List every line below containing "SächsKAG".

_ _ _

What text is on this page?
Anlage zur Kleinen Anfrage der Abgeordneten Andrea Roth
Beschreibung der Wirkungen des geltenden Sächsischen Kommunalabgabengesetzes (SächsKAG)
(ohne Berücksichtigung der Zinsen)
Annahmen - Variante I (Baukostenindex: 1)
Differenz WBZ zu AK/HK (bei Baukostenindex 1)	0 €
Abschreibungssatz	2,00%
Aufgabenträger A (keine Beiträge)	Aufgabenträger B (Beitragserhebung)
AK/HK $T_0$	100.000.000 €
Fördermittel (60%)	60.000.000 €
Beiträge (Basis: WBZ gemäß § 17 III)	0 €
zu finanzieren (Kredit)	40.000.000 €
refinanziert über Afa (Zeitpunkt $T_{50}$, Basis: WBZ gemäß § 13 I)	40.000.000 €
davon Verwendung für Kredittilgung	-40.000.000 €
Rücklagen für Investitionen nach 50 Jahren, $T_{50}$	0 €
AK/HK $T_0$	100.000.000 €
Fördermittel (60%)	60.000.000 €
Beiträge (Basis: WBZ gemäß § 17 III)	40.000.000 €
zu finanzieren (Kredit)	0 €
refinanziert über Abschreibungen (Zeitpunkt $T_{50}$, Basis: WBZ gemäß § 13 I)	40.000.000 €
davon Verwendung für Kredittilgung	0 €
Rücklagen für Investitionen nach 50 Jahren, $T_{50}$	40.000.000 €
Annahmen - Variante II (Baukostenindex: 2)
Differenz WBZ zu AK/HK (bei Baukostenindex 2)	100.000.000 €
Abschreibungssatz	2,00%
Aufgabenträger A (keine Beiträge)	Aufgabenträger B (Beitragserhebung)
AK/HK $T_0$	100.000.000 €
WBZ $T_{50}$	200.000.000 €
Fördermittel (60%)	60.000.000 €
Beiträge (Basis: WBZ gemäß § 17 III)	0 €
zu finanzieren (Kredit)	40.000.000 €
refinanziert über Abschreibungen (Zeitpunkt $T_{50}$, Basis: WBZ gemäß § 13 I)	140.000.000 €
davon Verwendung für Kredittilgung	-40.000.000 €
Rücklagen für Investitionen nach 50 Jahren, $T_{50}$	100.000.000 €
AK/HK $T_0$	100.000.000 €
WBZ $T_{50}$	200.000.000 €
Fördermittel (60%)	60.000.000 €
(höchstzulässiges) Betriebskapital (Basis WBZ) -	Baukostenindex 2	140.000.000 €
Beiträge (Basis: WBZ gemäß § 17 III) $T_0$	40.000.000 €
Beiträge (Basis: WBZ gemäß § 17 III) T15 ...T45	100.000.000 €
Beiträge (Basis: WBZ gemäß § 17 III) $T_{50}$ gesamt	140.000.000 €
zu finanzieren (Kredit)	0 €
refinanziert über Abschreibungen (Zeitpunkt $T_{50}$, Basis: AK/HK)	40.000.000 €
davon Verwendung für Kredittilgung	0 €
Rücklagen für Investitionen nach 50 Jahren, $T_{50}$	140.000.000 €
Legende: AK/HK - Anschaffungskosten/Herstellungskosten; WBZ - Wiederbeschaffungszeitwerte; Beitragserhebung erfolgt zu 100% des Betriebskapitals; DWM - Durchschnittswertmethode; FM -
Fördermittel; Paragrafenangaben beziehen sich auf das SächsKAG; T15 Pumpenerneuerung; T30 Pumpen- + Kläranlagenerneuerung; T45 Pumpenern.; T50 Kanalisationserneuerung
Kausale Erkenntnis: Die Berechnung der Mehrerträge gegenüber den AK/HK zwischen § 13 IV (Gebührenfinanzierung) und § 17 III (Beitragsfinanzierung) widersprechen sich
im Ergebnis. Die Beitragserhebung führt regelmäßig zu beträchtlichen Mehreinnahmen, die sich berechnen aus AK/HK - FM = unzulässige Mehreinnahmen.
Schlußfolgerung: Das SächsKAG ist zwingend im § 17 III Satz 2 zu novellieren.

_ _ _

▶ Exercise solution
Beschreibung der Wirkungen des geltenden Sächsischen Kommunalabgabengesetzes (SächsKAG)
Fördermittel; Paragrafenangaben beziehen sich auf das SächsKAG; T15 Pumpenerneuerung; T30 Pumpen- + Kläranlagenerneuerung; T45 Pumpenern.; T50 Kanalisationserneuerung
Schlußfolgerung: Das SächsKAG ist zwingend im § 17 III Satz 2 zu novellieren.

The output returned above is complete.